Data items

......

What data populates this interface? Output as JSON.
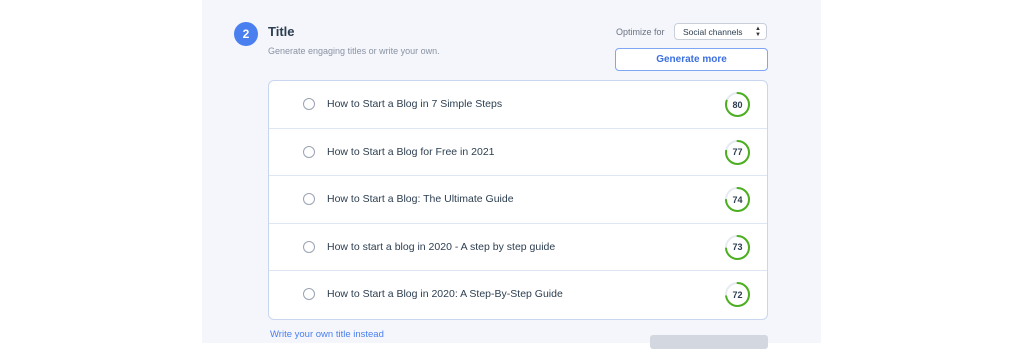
{
  "step": {
    "number": "2",
    "title": "Title",
    "subtitle": "Generate engaging titles or write your own."
  },
  "optimize": {
    "label": "Optimize for",
    "selected": "Social channels"
  },
  "generate_button": "Generate more",
  "titles": [
    {
      "text": "How to Start a Blog in 7 Simple Steps",
      "score": "80",
      "score_fraction": 0.8
    },
    {
      "text": "How to Start a Blog for Free in 2021",
      "score": "77",
      "score_fraction": 0.77
    },
    {
      "text": "How to Start a Blog: The Ultimate Guide",
      "score": "74",
      "score_fraction": 0.74
    },
    {
      "text": "How to start a blog in 2020 - A step by step guide",
      "score": "73",
      "score_fraction": 0.73
    },
    {
      "text": "How to Start a Blog in 2020: A Step-By-Step Guide",
      "score": "72",
      "score_fraction": 0.72
    }
  ],
  "write_own_link": "Write your own title instead",
  "colors": {
    "accent": "#4a7ff0",
    "score_ring": "#4caf1f"
  }
}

......

### EXERCISE TASK
Pictures in the records above should not be copied. Repeat everything else exactly.

### RESULT OF THIS TASK
What data populates this interface? Output as JSON.
{
  "step": {
    "number": "2",
    "title": "Title",
    "subtitle": "Generate engaging titles or write your own."
  },
  "optimize": {
    "label": "Optimize for",
    "selected": "Social channels"
  },
  "generate_button": "Generate more",
  "titles": [
    {
      "text": "How to Start a Blog in 7 Simple Steps",
      "score": "80",
      "score_fraction": 0.8
    },
    {
      "text": "How to Start a Blog for Free in 2021",
      "score": "77",
      "score_fraction": 0.77
    },
    {
      "text": "How to Start a Blog: The Ultimate Guide",
      "score": "74",
      "score_fraction": 0.74
    },
    {
      "text": "How to start a blog in 2020 - A step by step guide",
      "score": "73",
      "score_fraction": 0.73
    },
    {
      "text": "How to Start a Blog in 2020: A Step-By-Step Guide",
      "score": "72",
      "score_fraction": 0.72
    }
  ],
  "write_own_link": "Write your own title instead",
  "colors": {
    "accent": "#4a7ff0",
    "score_ring": "#4caf1f"
  }
}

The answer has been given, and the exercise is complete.